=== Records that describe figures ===

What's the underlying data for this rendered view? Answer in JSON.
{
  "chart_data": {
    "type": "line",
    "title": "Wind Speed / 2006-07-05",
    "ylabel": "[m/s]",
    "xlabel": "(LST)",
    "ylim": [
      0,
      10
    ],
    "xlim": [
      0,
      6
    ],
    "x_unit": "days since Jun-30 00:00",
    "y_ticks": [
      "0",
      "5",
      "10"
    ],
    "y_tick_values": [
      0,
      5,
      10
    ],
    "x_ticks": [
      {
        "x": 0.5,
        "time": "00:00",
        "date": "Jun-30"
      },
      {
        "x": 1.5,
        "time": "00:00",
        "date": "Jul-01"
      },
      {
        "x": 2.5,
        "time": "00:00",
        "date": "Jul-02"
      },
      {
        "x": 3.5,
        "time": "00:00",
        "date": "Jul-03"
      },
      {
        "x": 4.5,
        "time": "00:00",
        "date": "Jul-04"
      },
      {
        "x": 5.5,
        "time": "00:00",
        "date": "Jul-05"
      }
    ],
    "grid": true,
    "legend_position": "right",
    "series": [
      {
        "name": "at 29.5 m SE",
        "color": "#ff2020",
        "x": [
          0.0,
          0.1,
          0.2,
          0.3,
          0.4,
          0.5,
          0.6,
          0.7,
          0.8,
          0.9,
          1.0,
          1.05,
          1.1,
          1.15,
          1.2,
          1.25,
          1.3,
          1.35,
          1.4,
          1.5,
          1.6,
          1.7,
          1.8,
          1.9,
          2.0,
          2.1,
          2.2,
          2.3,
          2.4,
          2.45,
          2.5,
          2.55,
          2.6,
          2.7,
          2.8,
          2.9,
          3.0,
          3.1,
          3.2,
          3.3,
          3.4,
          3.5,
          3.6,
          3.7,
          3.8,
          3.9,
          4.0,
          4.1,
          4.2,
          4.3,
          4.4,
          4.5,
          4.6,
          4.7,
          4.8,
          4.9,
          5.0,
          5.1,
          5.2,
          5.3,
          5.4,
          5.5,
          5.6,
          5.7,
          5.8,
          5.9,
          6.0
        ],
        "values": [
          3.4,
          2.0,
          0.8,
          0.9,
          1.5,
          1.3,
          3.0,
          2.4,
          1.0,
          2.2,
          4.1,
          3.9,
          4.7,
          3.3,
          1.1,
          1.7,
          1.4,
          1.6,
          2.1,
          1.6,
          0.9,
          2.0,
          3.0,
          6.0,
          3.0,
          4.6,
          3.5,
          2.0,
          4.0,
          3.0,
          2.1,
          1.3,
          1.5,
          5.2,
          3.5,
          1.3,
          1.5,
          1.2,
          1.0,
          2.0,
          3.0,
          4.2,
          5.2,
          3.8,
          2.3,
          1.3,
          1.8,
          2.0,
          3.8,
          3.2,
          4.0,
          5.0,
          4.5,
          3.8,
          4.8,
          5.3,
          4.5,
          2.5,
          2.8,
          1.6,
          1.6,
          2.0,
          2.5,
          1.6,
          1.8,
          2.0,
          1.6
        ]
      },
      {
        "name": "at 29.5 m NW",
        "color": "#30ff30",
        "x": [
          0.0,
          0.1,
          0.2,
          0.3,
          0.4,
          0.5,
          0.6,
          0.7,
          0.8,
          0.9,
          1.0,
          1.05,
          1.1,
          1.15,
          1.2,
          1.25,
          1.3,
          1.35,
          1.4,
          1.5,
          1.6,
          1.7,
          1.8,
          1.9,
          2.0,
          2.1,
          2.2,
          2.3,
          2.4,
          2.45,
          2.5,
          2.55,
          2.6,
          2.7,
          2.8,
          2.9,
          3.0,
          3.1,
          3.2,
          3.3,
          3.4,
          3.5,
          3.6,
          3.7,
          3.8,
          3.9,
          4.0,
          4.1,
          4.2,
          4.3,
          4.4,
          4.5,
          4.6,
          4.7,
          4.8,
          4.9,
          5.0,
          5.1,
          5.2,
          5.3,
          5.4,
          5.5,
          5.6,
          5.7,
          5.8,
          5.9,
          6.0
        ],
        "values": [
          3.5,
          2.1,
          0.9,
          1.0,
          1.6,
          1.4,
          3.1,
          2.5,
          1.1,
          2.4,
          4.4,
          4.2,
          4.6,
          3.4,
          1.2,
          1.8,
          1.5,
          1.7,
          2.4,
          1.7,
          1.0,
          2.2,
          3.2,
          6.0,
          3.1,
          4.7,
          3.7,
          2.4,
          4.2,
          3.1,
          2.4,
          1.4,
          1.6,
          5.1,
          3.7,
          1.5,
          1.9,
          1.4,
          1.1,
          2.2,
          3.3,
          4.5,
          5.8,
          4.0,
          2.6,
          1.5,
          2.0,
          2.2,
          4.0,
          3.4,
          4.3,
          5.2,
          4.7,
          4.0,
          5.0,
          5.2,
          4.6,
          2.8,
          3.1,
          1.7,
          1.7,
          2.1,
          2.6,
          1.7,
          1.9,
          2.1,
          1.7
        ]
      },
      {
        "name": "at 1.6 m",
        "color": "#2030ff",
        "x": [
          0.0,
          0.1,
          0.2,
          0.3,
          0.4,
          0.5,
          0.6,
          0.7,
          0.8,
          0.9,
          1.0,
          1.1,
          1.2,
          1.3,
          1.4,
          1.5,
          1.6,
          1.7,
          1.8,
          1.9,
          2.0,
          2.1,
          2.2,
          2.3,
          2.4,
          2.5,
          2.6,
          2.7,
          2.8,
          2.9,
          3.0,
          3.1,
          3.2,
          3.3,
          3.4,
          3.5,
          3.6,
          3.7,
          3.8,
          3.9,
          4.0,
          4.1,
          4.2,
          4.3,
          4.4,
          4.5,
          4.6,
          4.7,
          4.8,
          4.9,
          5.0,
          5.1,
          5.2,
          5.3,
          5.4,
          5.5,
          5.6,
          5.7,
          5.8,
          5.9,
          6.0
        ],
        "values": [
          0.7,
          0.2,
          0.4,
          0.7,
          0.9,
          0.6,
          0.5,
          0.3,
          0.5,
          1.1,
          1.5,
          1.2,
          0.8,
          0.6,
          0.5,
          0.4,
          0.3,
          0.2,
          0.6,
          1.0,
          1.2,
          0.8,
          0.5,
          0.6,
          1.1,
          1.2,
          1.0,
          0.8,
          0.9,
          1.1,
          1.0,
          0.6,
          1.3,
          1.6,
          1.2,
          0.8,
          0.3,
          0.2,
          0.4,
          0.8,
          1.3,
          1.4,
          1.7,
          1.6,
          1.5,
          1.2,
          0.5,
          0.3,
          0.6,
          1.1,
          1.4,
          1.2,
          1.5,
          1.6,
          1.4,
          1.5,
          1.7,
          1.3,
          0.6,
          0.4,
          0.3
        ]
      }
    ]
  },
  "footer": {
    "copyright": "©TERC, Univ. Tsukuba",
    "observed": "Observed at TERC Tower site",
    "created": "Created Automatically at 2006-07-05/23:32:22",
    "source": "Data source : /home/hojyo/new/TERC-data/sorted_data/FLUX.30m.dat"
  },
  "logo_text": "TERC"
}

=== What is expected ===
Make an exact copy of the records.

=== Exercise result ===
What's the underlying data for this rendered view? Answer in JSON.
{
  "chart_data": {
    "type": "line",
    "title": "Wind Speed / 2006-07-05",
    "ylabel": "[m/s]",
    "xlabel": "(LST)",
    "ylim": [
      0,
      10
    ],
    "xlim": [
      0,
      6
    ],
    "x_unit": "days since Jun-30 00:00",
    "y_ticks": [
      "0",
      "5",
      "10"
    ],
    "y_tick_values": [
      0,
      5,
      10
    ],
    "x_ticks": [
      {
        "x": 0.5,
        "time": "00:00",
        "date": "Jun-30"
      },
      {
        "x": 1.5,
        "time": "00:00",
        "date": "Jul-01"
      },
      {
        "x": 2.5,
        "time": "00:00",
        "date": "Jul-02"
      },
      {
        "x": 3.5,
        "time": "00:00",
        "date": "Jul-03"
      },
      {
        "x": 4.5,
        "time": "00:00",
        "date": "Jul-04"
      },
      {
        "x": 5.5,
        "time": "00:00",
        "date": "Jul-05"
      }
    ],
    "grid": true,
    "legend_position": "right",
    "series": [
      {
        "name": "at 29.5 m SE",
        "color": "#ff2020",
        "x": [
          0.0,
          0.1,
          0.2,
          0.3,
          0.4,
          0.5,
          0.6,
          0.7,
          0.8,
          0.9,
          1.0,
          1.05,
          1.1,
          1.15,
          1.2,
          1.25,
          1.3,
          1.35,
          1.4,
          1.5,
          1.6,
          1.7,
          1.8,
          1.9,
          2.0,
          2.1,
          2.2,
          2.3,
          2.4,
          2.45,
          2.5,
          2.55,
          2.6,
          2.7,
          2.8,
          2.9,
          3.0,
          3.1,
          3.2,
          3.3,
          3.4,
          3.5,
          3.6,
          3.7,
          3.8,
          3.9,
          4.0,
          4.1,
          4.2,
          4.3,
          4.4,
          4.5,
          4.6,
          4.7,
          4.8,
          4.9,
          5.0,
          5.1,
          5.2,
          5.3,
          5.4,
          5.5,
          5.6,
          5.7,
          5.8,
          5.9,
          6.0
        ],
        "values": [
          3.4,
          2.0,
          0.8,
          0.9,
          1.5,
          1.3,
          3.0,
          2.4,
          1.0,
          2.2,
          4.1,
          3.9,
          4.7,
          3.3,
          1.1,
          1.7,
          1.4,
          1.6,
          2.1,
          1.6,
          0.9,
          2.0,
          3.0,
          6.0,
          3.0,
          4.6,
          3.5,
          2.0,
          4.0,
          3.0,
          2.1,
          1.3,
          1.5,
          5.2,
          3.5,
          1.3,
          1.5,
          1.2,
          1.0,
          2.0,
          3.0,
          4.2,
          5.2,
          3.8,
          2.3,
          1.3,
          1.8,
          2.0,
          3.8,
          3.2,
          4.0,
          5.0,
          4.5,
          3.8,
          4.8,
          5.3,
          4.5,
          2.5,
          2.8,
          1.6,
          1.6,
          2.0,
          2.5,
          1.6,
          1.8,
          2.0,
          1.6
        ]
      },
      {
        "name": "at 29.5 m NW",
        "color": "#30ff30",
        "x": [
          0.0,
          0.1,
          0.2,
          0.3,
          0.4,
          0.5,
          0.6,
          0.7,
          0.8,
          0.9,
          1.0,
          1.05,
          1.1,
          1.15,
          1.2,
          1.25,
          1.3,
          1.35,
          1.4,
          1.5,
          1.6,
          1.7,
          1.8,
          1.9,
          2.0,
          2.1,
          2.2,
          2.3,
          2.4,
          2.45,
          2.5,
          2.55,
          2.6,
          2.7,
          2.8,
          2.9,
          3.0,
          3.1,
          3.2,
          3.3,
          3.4,
          3.5,
          3.6,
          3.7,
          3.8,
          3.9,
          4.0,
          4.1,
          4.2,
          4.3,
          4.4,
          4.5,
          4.6,
          4.7,
          4.8,
          4.9,
          5.0,
          5.1,
          5.2,
          5.3,
          5.4,
          5.5,
          5.6,
          5.7,
          5.8,
          5.9,
          6.0
        ],
        "values": [
          3.5,
          2.1,
          0.9,
          1.0,
          1.6,
          1.4,
          3.1,
          2.5,
          1.1,
          2.4,
          4.4,
          4.2,
          4.6,
          3.4,
          1.2,
          1.8,
          1.5,
          1.7,
          2.4,
          1.7,
          1.0,
          2.2,
          3.2,
          6.0,
          3.1,
          4.7,
          3.7,
          2.4,
          4.2,
          3.1,
          2.4,
          1.4,
          1.6,
          5.1,
          3.7,
          1.5,
          1.9,
          1.4,
          1.1,
          2.2,
          3.3,
          4.5,
          5.8,
          4.0,
          2.6,
          1.5,
          2.0,
          2.2,
          4.0,
          3.4,
          4.3,
          5.2,
          4.7,
          4.0,
          5.0,
          5.2,
          4.6,
          2.8,
          3.1,
          1.7,
          1.7,
          2.1,
          2.6,
          1.7,
          1.9,
          2.1,
          1.7
        ]
      },
      {
        "name": "at 1.6 m",
        "color": "#2030ff",
        "x": [
          0.0,
          0.1,
          0.2,
          0.3,
          0.4,
          0.5,
          0.6,
          0.7,
          0.8,
          0.9,
          1.0,
          1.1,
          1.2,
          1.3,
          1.4,
          1.5,
          1.6,
          1.7,
          1.8,
          1.9,
          2.0,
          2.1,
          2.2,
          2.3,
          2.4,
          2.5,
          2.6,
          2.7,
          2.8,
          2.9,
          3.0,
          3.1,
          3.2,
          3.3,
          3.4,
          3.5,
          3.6,
          3.7,
          3.8,
          3.9,
          4.0,
          4.1,
          4.2,
          4.3,
          4.4,
          4.5,
          4.6,
          4.7,
          4.8,
          4.9,
          5.0,
          5.1,
          5.2,
          5.3,
          5.4,
          5.5,
          5.6,
          5.7,
          5.8,
          5.9,
          6.0
        ],
        "values": [
          0.7,
          0.2,
          0.4,
          0.7,
          0.9,
          0.6,
          0.5,
          0.3,
          0.5,
          1.1,
          1.5,
          1.2,
          0.8,
          0.6,
          0.5,
          0.4,
          0.3,
          0.2,
          0.6,
          1.0,
          1.2,
          0.8,
          0.5,
          0.6,
          1.1,
          1.2,
          1.0,
          0.8,
          0.9,
          1.1,
          1.0,
          0.6,
          1.3,
          1.6,
          1.2,
          0.8,
          0.3,
          0.2,
          0.4,
          0.8,
          1.3,
          1.4,
          1.7,
          1.6,
          1.5,
          1.2,
          0.5,
          0.3,
          0.6,
          1.1,
          1.4,
          1.2,
          1.5,
          1.6,
          1.4,
          1.5,
          1.7,
          1.3,
          0.6,
          0.4,
          0.3
        ]
      }
    ]
  },
  "footer": {
    "copyright": "©TERC, Univ. Tsukuba",
    "observed": "Observed at TERC Tower site",
    "created": "Created Automatically at 2006-07-05/23:32:22",
    "source": "Data source : /home/hojyo/new/TERC-data/sorted_data/FLUX.30m.dat"
  },
  "logo_text": "TERC"
}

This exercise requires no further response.